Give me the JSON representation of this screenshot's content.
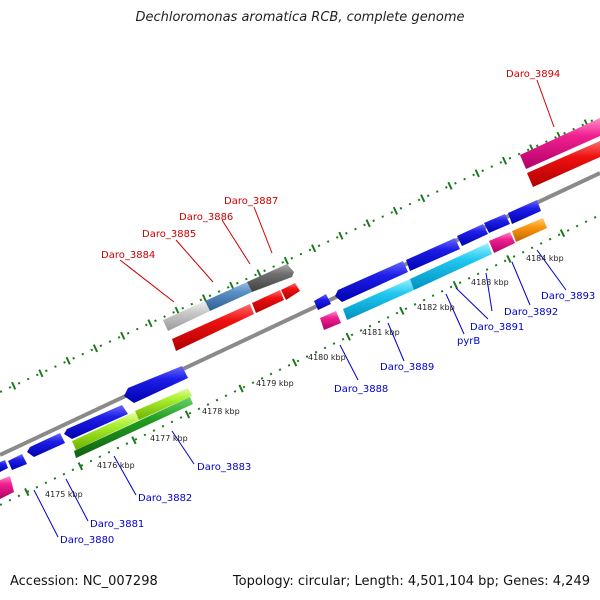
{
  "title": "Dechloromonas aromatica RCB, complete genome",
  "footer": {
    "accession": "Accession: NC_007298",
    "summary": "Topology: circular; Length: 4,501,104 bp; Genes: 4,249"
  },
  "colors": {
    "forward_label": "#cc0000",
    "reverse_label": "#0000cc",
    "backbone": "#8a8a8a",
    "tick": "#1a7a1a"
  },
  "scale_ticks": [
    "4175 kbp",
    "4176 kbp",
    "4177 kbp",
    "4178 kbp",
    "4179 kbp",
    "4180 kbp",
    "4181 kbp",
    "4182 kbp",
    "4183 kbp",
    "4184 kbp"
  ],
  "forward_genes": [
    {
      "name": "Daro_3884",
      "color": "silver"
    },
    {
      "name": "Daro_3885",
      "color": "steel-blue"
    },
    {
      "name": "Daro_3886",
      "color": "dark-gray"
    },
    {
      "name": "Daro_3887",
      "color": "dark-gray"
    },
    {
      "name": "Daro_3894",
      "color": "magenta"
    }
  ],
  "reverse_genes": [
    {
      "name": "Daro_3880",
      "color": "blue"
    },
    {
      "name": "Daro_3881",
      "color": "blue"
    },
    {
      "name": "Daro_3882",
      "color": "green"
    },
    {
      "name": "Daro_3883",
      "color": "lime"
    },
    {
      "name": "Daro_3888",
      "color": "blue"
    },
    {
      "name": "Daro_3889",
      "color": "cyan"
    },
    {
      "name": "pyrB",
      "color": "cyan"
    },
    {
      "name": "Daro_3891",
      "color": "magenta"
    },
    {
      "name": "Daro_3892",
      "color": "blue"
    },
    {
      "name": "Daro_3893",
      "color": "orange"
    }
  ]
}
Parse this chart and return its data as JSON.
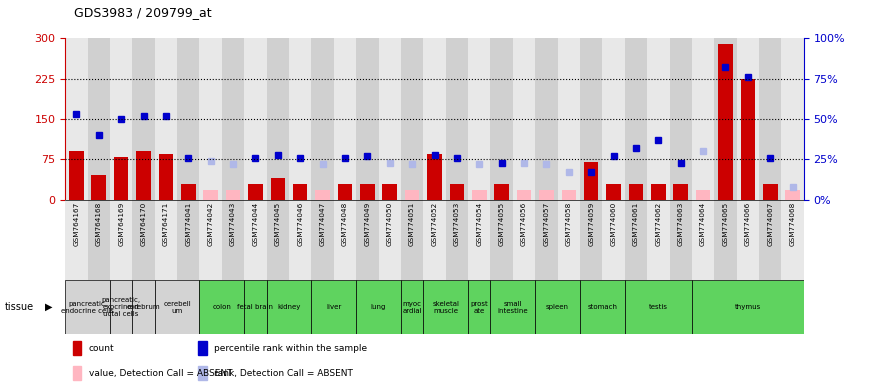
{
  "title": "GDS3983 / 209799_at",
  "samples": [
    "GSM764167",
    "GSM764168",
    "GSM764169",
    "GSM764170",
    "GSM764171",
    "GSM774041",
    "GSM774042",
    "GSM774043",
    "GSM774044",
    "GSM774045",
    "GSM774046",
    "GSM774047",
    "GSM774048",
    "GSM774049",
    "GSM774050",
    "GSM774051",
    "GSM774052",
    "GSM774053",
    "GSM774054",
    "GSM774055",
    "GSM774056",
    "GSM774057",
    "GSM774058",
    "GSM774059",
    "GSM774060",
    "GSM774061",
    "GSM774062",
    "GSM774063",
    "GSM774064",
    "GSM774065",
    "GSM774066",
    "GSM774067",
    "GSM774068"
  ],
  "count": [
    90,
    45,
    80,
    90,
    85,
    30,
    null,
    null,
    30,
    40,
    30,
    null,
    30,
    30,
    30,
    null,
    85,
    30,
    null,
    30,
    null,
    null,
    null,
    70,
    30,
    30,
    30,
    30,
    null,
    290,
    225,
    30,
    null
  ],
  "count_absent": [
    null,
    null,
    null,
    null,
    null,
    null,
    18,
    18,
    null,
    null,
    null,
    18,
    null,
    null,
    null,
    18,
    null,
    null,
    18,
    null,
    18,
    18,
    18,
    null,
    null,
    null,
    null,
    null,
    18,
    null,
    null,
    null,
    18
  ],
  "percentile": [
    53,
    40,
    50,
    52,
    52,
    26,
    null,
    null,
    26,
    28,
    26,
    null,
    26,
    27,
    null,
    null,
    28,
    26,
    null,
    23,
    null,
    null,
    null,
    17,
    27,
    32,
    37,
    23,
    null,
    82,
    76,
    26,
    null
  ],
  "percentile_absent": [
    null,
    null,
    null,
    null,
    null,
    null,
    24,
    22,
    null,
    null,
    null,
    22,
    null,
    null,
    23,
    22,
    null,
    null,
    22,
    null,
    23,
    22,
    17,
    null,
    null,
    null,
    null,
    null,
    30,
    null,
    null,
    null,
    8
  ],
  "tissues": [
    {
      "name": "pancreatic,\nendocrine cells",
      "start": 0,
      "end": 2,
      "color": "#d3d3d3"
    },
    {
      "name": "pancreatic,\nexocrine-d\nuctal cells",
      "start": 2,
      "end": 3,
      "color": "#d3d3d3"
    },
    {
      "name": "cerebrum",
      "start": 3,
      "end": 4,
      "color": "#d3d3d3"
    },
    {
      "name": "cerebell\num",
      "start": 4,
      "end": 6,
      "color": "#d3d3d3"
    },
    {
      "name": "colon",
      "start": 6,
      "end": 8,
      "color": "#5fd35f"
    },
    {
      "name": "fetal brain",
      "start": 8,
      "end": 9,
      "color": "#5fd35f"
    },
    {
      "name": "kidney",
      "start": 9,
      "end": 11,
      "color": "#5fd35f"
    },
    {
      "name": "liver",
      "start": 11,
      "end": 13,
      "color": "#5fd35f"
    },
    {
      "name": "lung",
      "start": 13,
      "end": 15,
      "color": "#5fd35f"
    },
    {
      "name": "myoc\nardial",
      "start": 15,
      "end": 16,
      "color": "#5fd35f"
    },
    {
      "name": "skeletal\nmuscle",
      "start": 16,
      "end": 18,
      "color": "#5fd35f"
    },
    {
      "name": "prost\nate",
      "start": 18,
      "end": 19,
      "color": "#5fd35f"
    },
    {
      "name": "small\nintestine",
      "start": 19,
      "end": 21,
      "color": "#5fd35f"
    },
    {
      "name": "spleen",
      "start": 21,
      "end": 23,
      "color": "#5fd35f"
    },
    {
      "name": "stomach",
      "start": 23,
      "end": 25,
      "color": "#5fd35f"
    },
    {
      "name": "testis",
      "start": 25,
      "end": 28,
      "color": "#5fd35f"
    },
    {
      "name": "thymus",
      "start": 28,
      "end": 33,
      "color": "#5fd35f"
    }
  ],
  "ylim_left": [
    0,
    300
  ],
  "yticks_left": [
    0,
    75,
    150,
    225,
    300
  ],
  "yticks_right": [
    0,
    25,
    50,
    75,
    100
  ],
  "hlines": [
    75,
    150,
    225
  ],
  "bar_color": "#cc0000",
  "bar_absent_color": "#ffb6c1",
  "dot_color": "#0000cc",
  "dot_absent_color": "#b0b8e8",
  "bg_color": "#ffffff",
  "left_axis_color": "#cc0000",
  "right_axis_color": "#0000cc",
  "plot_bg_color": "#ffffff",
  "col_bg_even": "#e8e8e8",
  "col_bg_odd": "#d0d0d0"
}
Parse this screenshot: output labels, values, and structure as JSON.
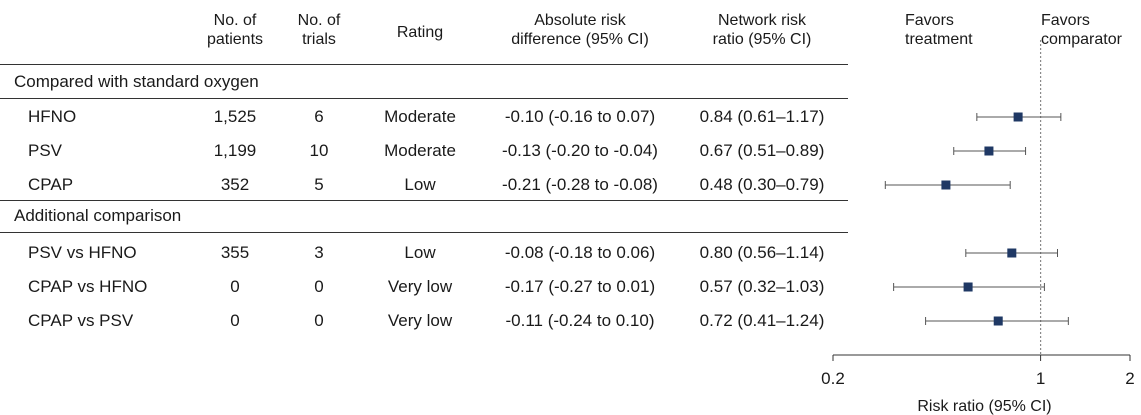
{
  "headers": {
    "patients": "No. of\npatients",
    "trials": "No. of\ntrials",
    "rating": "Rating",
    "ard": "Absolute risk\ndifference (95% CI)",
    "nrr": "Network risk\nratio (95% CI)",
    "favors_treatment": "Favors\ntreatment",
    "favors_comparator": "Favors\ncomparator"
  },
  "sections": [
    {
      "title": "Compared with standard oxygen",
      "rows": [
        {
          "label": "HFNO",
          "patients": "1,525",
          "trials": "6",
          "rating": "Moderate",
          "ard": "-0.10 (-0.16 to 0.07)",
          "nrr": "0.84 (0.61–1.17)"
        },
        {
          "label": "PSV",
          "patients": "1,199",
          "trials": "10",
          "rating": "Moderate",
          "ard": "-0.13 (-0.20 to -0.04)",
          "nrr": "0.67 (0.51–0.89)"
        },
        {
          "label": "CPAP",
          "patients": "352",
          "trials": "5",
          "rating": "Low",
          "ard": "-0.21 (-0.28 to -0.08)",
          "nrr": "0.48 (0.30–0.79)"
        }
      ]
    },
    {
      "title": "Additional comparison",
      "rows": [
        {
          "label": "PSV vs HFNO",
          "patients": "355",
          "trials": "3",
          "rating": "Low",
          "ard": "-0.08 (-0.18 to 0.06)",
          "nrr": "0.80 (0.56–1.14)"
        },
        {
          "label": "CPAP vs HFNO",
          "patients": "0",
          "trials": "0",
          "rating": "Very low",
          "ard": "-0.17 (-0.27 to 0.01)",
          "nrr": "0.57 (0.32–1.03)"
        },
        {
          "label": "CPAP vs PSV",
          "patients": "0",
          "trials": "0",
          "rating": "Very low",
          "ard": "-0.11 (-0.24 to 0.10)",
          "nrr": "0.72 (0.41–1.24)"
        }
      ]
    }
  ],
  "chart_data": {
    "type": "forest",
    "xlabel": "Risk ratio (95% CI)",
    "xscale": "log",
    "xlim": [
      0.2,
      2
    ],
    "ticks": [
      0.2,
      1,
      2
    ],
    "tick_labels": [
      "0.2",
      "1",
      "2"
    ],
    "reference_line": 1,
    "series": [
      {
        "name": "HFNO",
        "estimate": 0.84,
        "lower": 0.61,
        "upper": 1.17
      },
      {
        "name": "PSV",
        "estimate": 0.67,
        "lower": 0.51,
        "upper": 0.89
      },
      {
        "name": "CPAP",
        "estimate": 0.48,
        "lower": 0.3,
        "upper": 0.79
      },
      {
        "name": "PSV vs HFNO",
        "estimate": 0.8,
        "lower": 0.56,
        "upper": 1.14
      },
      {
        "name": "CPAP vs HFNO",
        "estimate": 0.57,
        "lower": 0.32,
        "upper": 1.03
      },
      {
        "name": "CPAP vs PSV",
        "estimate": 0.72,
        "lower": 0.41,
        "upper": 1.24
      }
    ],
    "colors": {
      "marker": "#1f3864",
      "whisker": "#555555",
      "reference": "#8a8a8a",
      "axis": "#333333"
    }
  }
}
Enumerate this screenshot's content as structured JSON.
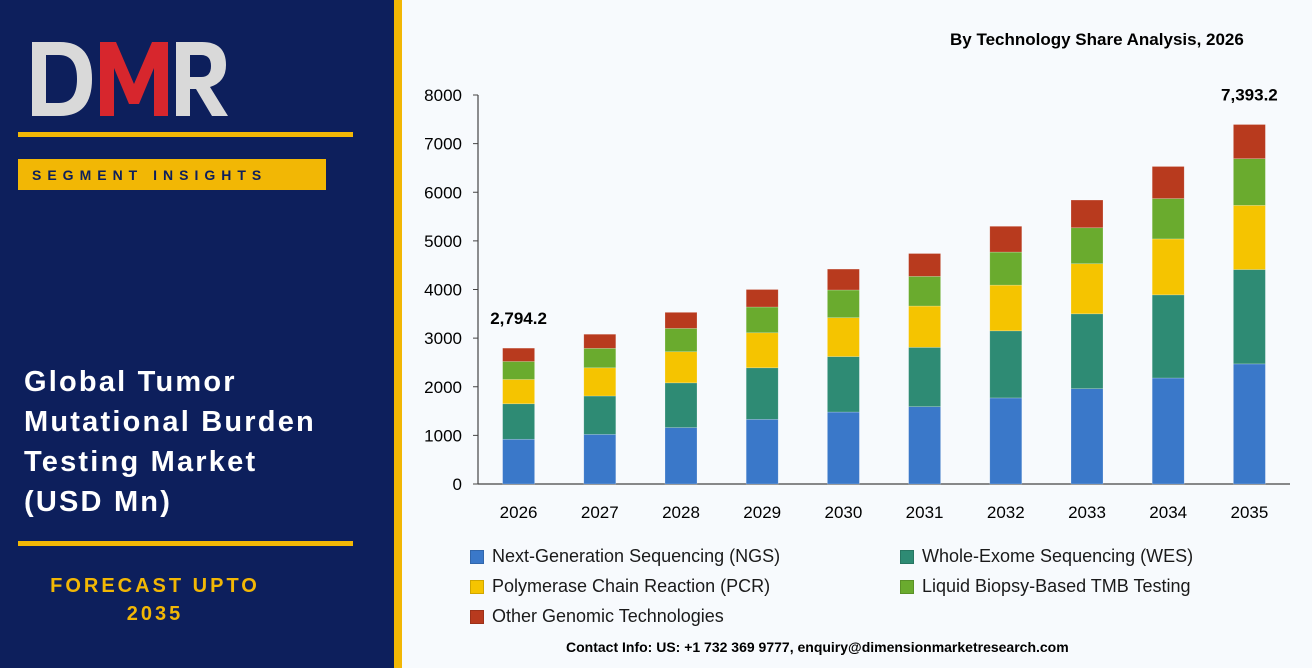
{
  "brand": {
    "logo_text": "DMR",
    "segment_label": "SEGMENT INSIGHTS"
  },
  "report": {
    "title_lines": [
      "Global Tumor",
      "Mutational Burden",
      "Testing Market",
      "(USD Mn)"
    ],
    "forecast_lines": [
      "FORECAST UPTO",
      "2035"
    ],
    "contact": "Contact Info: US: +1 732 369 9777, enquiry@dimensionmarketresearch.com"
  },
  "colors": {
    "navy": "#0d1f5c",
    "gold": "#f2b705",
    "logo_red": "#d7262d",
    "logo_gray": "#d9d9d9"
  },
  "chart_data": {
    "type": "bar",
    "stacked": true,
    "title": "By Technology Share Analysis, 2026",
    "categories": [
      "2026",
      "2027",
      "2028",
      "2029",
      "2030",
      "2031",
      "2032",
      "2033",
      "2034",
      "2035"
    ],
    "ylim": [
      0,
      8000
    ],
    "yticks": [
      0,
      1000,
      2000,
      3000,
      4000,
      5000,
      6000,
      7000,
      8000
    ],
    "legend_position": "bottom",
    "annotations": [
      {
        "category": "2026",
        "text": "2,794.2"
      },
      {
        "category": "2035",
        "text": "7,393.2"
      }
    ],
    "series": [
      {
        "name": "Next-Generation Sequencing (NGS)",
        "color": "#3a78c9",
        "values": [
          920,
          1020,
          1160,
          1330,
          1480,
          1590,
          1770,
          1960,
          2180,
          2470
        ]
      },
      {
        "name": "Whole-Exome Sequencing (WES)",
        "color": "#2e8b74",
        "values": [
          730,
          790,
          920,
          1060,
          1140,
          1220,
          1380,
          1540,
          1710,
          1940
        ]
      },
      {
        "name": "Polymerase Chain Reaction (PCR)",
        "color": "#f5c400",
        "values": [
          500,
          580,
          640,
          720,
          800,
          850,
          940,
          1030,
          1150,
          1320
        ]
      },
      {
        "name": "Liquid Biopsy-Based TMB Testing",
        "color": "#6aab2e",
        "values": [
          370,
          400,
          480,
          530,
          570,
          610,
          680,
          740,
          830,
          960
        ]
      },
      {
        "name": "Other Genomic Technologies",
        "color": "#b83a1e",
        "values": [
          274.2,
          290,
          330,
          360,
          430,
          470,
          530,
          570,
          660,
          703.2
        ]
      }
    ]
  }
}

> _Instructions to follow_: Take from the entries every line that has the string "Favors".

> _Written answer_:
    "favors_treatment": "Favors\ntreatment",
    "favors_comparator": "Favors\ncomparator"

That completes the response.